┌─ SOURCE RECORDS

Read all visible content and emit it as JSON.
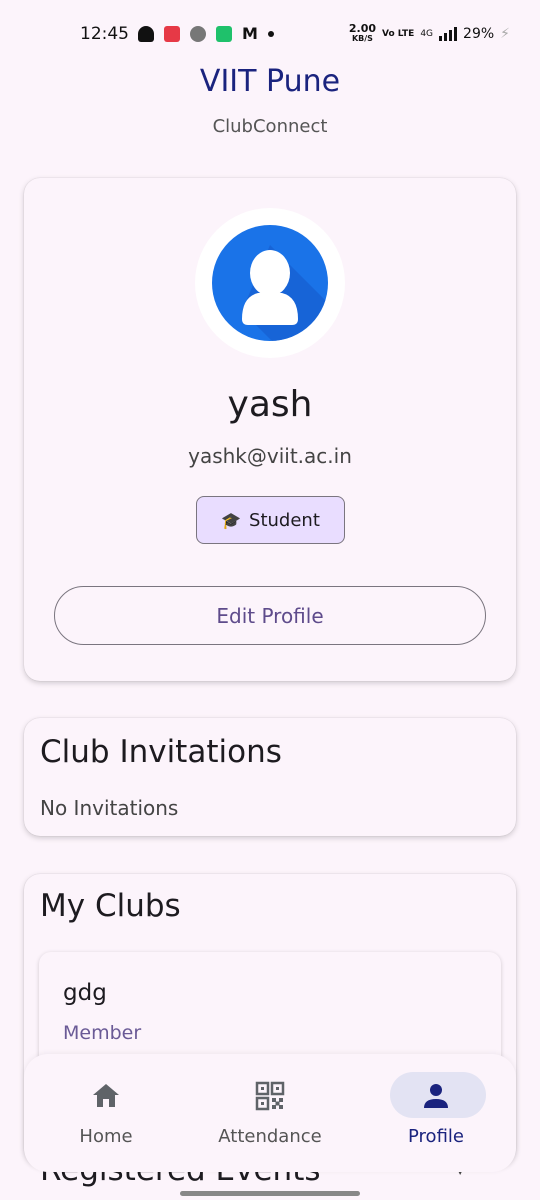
{
  "status_bar": {
    "time": "12:45",
    "speed_value": "2.00",
    "speed_unit": "KB/S",
    "volte": "Vo LTE",
    "network": "4G",
    "battery": "29%"
  },
  "header": {
    "title": "VIIT Pune",
    "subtitle": "ClubConnect"
  },
  "profile": {
    "name": "yash",
    "email": "yashk@viit.ac.in",
    "role_icon": "🎓",
    "role": "Student",
    "edit_label": "Edit Profile",
    "avatar_color": "#1a73e8"
  },
  "invitations": {
    "title": "Club Invitations",
    "empty_text": "No Invitations"
  },
  "clubs": {
    "title": "My Clubs",
    "items": [
      {
        "name": "gdg",
        "role": "Member"
      }
    ]
  },
  "events": {
    "title": "Registered Events"
  },
  "nav": {
    "items": [
      {
        "label": "Home",
        "icon": "home-icon"
      },
      {
        "label": "Attendance",
        "icon": "qr-code-icon"
      },
      {
        "label": "Profile",
        "icon": "person-icon",
        "active": true
      }
    ]
  },
  "colors": {
    "primary": "#1a237e",
    "accent": "#5e4b8b",
    "badge_bg": "#e9ddff",
    "background": "#fcf4fb"
  }
}
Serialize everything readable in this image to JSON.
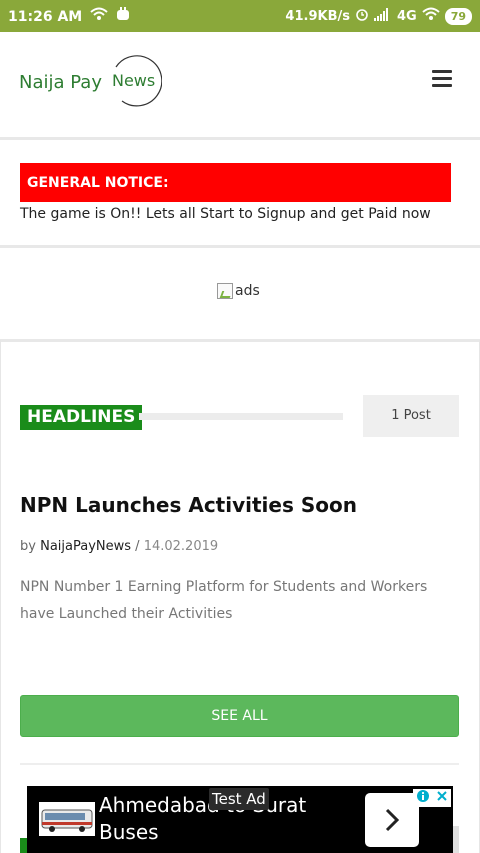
{
  "status_bar": {
    "time": "11:26 AM",
    "speed": "41.9KB/s",
    "network": "4G",
    "battery": "79"
  },
  "header": {
    "logo_text": "Naija Pay",
    "logo_circle_text": "News"
  },
  "notice": {
    "title": "GENERAL NOTICE:",
    "text": "The game is On!! Lets all Start to Signup and get Paid now"
  },
  "ads_alt": "ads",
  "headlines": {
    "label": "HEADLINES",
    "post_count": "1 Post"
  },
  "article": {
    "title": "NPN Launches Activities Soon",
    "by": "by",
    "author": "NaijaPayNews",
    "separator": "/",
    "date": "14.02.2019",
    "excerpt": "NPN Number 1 Earning Platform for Students and Workers have Launched their Activities"
  },
  "see_all_label": "SEE ALL",
  "ad_banner": {
    "badge": "Test Ad",
    "text": "Ahmedabad to Surat Buses"
  },
  "colors": {
    "status_bar": "#8aa83a",
    "brand_green": "#2e7d32",
    "notice_red": "#ff0000",
    "headline_green": "#1a8c1a",
    "button_green": "#5cb85c"
  }
}
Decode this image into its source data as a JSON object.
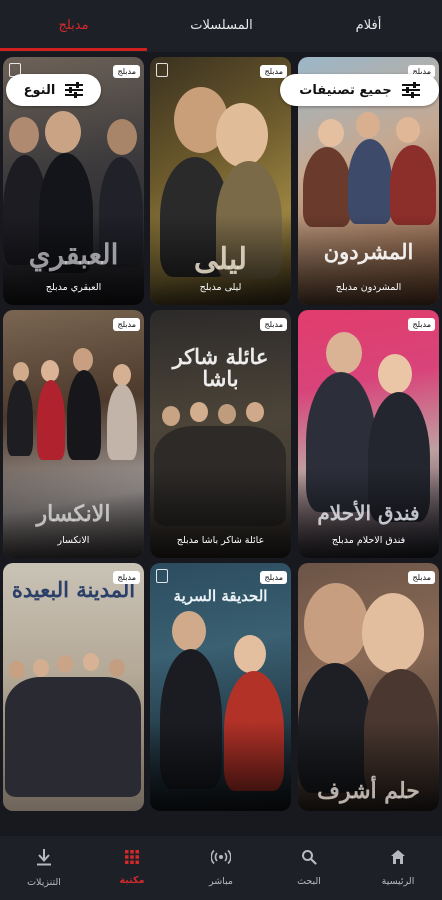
{
  "tabs": [
    {
      "label": "أفلام",
      "active": false
    },
    {
      "label": "المسلسلات",
      "active": false
    },
    {
      "label": "مدبلج",
      "active": true
    }
  ],
  "filters": {
    "genre_label": "النوع",
    "all_categories_label": "جميع تصنيفات"
  },
  "badge_text": "مدبلج",
  "cards": [
    {
      "title": "المشردون مدبلج",
      "poster_text": "المشردون"
    },
    {
      "title": "ليلى مدبلج",
      "poster_text": "ليلى"
    },
    {
      "title": "العبقري مدبلج",
      "poster_text": "العبقري"
    },
    {
      "title": "فندق الاحلام مدبلج",
      "poster_text": "فندق الأحلام"
    },
    {
      "title": "عائلة شاكر باشا مدبلج",
      "poster_text": "عائلة شاكر باشا"
    },
    {
      "title": "الانكسار",
      "poster_text": "الانكسار"
    },
    {
      "title": "",
      "poster_text": "حلم أشرف"
    },
    {
      "title": "",
      "poster_text": "الحديقة السرية"
    },
    {
      "title": "",
      "poster_text": "المدينة البعيدة"
    }
  ],
  "bottom_nav": [
    {
      "label": "الرئيسية",
      "icon": "home-icon",
      "active": false
    },
    {
      "label": "البحث",
      "icon": "search-icon",
      "active": false
    },
    {
      "label": "مباشر",
      "icon": "live-icon",
      "active": false
    },
    {
      "label": "مكتبة",
      "icon": "library-icon",
      "active": true
    },
    {
      "label": "التنزيلات",
      "icon": "download-icon",
      "active": false
    }
  ],
  "colors": {
    "background": "#17191f",
    "bar": "#1e2027",
    "accent": "#d22a2a"
  }
}
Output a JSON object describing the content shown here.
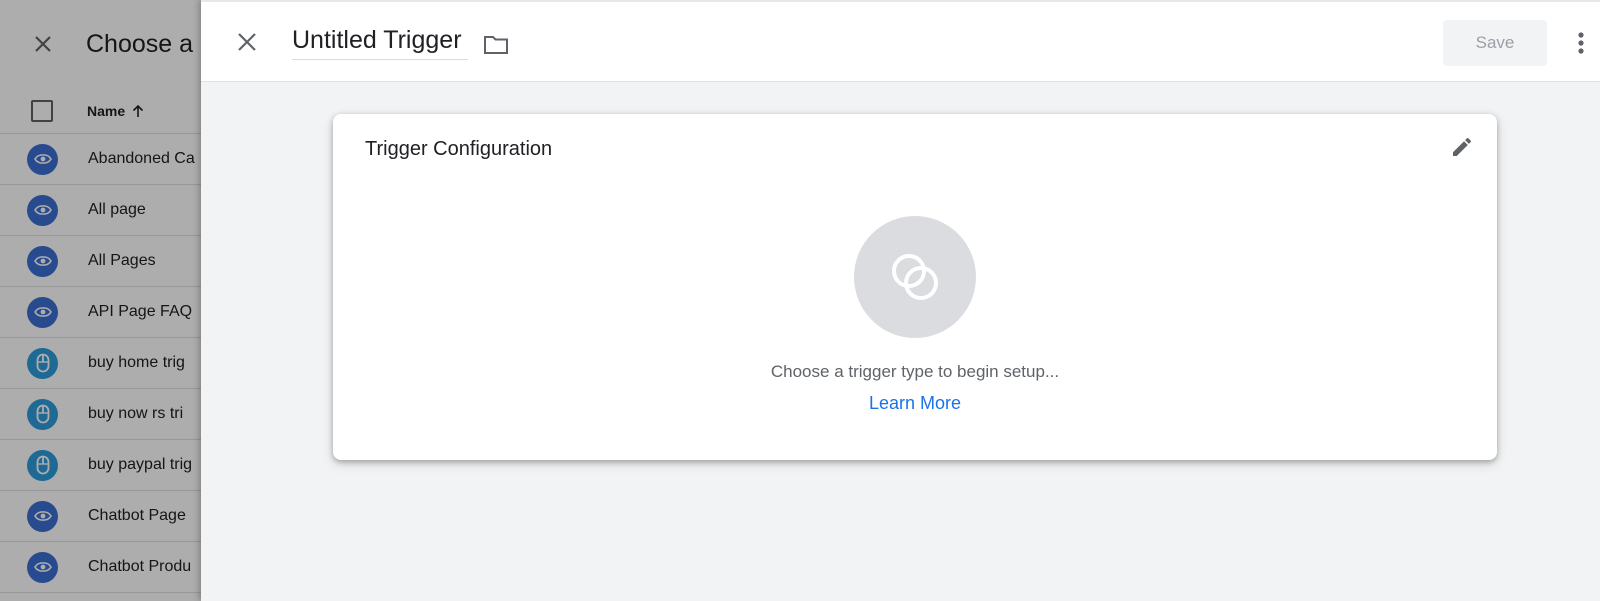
{
  "background_panel": {
    "title": "Choose a",
    "column_header": "Name",
    "rows": [
      {
        "label": "Abandoned Ca",
        "icon": "eye-icon"
      },
      {
        "label": "All page",
        "icon": "eye-icon"
      },
      {
        "label": "All Pages",
        "icon": "eye-icon"
      },
      {
        "label": "API Page FAQ",
        "icon": "eye-icon"
      },
      {
        "label": "buy home trig",
        "icon": "mouse-icon"
      },
      {
        "label": "buy now rs tri",
        "icon": "mouse-icon"
      },
      {
        "label": "buy paypal trig",
        "icon": "mouse-icon"
      },
      {
        "label": "Chatbot Page",
        "icon": "eye-icon"
      },
      {
        "label": "Chatbot Produ",
        "icon": "eye-icon"
      }
    ]
  },
  "header": {
    "title_value": "Untitled Trigger",
    "save_label": "Save"
  },
  "card": {
    "title": "Trigger Configuration",
    "hint": "Choose a trigger type to begin setup...",
    "learn_more": "Learn More"
  },
  "colors": {
    "accent": "#1a73e8",
    "eye_icon_bg": "#3b6fd4",
    "mouse_icon_bg": "#2f9bdc"
  }
}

└─

— GIVEN INSTRUCTION —
Output, exactly, all the records above; include no pictures.

— ANSWER TO THE EXERCISE —
Read all visible content and emit it as JSON.
{
  "status_bar": {
    "time": "12:45",
    "speed_value": "2.00",
    "speed_unit": "KB/S",
    "volte": "Vo LTE",
    "network": "4G",
    "battery": "29%"
  },
  "header": {
    "title": "VIIT Pune",
    "subtitle": "ClubConnect"
  },
  "profile": {
    "name": "yash",
    "email": "yashk@viit.ac.in",
    "role_icon": "🎓",
    "role": "Student",
    "edit_label": "Edit Profile",
    "avatar_color": "#1a73e8"
  },
  "invitations": {
    "title": "Club Invitations",
    "empty_text": "No Invitations"
  },
  "clubs": {
    "title": "My Clubs",
    "items": [
      {
        "name": "gdg",
        "role": "Member"
      }
    ]
  },
  "events": {
    "title": "Registered Events"
  },
  "nav": {
    "items": [
      {
        "label": "Home",
        "icon": "home-icon"
      },
      {
        "label": "Attendance",
        "icon": "qr-code-icon"
      },
      {
        "label": "Profile",
        "icon": "person-icon",
        "active": true
      }
    ]
  },
  "colors": {
    "primary": "#1a237e",
    "accent": "#5e4b8b",
    "badge_bg": "#e9ddff",
    "background": "#fcf4fb"
  }
}
Serialize everything readable in this image to JSON.
{
  "status_bar": {
    "time": "11:26 AM",
    "speed": "41.9KB/s",
    "network": "4G",
    "battery": "79"
  },
  "header": {
    "logo_text": "Naija Pay",
    "logo_circle_text": "News"
  },
  "notice": {
    "title": "GENERAL NOTICE:",
    "text": "The game is On!! Lets all Start to Signup and get Paid now"
  },
  "ads_alt": "ads",
  "headlines": {
    "label": "HEADLINES",
    "post_count": "1 Post"
  },
  "article": {
    "title": "NPN Launches Activities Soon",
    "by": "by",
    "author": "NaijaPayNews",
    "separator": "/",
    "date": "14.02.2019",
    "excerpt": "NPN Number 1 Earning Platform for Students and Workers have Launched their Activities"
  },
  "see_all_label": "SEE ALL",
  "ad_banner": {
    "badge": "Test Ad",
    "text": "Ahmedabad to Surat Buses"
  },
  "colors": {
    "status_bar": "#8aa83a",
    "brand_green": "#2e7d32",
    "notice_red": "#ff0000",
    "headline_green": "#1a8c1a",
    "button_green": "#5cb85c"
  }
}
Decode this image into its source data as a JSON object.
{
  "tabs": [
    {
      "label": "أفلام",
      "active": false
    },
    {
      "label": "المسلسلات",
      "active": false
    },
    {
      "label": "مدبلج",
      "active": true
    }
  ],
  "filters": {
    "genre_label": "النوع",
    "all_categories_label": "جميع تصنيفات"
  },
  "badge_text": "مدبلج",
  "cards": [
    {
      "title": "المشردون مدبلج",
      "poster_text": "المشردون"
    },
    {
      "title": "ليلى مدبلج",
      "poster_text": "ليلى"
    },
    {
      "title": "العبقري مدبلج",
      "poster_text": "العبقري"
    },
    {
      "title": "فندق الاحلام مدبلج",
      "poster_text": "فندق الأحلام"
    },
    {
      "title": "عائلة شاكر باشا مدبلج",
      "poster_text": "عائلة شاكر باشا"
    },
    {
      "title": "الانكسار",
      "poster_text": "الانكسار"
    },
    {
      "title": "",
      "poster_text": "حلم أشرف"
    },
    {
      "title": "",
      "poster_text": "الحديقة السرية"
    },
    {
      "title": "",
      "poster_text": "المدينة البعيدة"
    }
  ],
  "bottom_nav": [
    {
      "label": "الرئيسية",
      "icon": "home-icon",
      "active": false
    },
    {
      "label": "البحث",
      "icon": "search-icon",
      "active": false
    },
    {
      "label": "مباشر",
      "icon": "live-icon",
      "active": false
    },
    {
      "label": "مكتبة",
      "icon": "library-icon",
      "active": true
    },
    {
      "label": "التنزيلات",
      "icon": "download-icon",
      "active": false
    }
  ],
  "colors": {
    "background": "#17191f",
    "bar": "#1e2027",
    "accent": "#d22a2a"
  }
}
Output a JSON object describing the content shown here.
{
  "background_panel": {
    "title": "Choose a",
    "column_header": "Name",
    "rows": [
      {
        "label": "Abandoned Ca",
        "icon": "eye-icon"
      },
      {
        "label": "All page",
        "icon": "eye-icon"
      },
      {
        "label": "All Pages",
        "icon": "eye-icon"
      },
      {
        "label": "API Page FAQ",
        "icon": "eye-icon"
      },
      {
        "label": "buy home trig",
        "icon": "mouse-icon"
      },
      {
        "label": "buy now rs tri",
        "icon": "mouse-icon"
      },
      {
        "label": "buy paypal trig",
        "icon": "mouse-icon"
      },
      {
        "label": "Chatbot Page",
        "icon": "eye-icon"
      },
      {
        "label": "Chatbot Produ",
        "icon": "eye-icon"
      }
    ]
  },
  "header": {
    "title_value": "Untitled Trigger",
    "save_label": "Save"
  },
  "card": {
    "title": "Trigger Configuration",
    "hint": "Choose a trigger type to begin setup...",
    "learn_more": "Learn More"
  },
  "colors": {
    "accent": "#1a73e8",
    "eye_icon_bg": "#3b6fd4",
    "mouse_icon_bg": "#2f9bdc"
  }
}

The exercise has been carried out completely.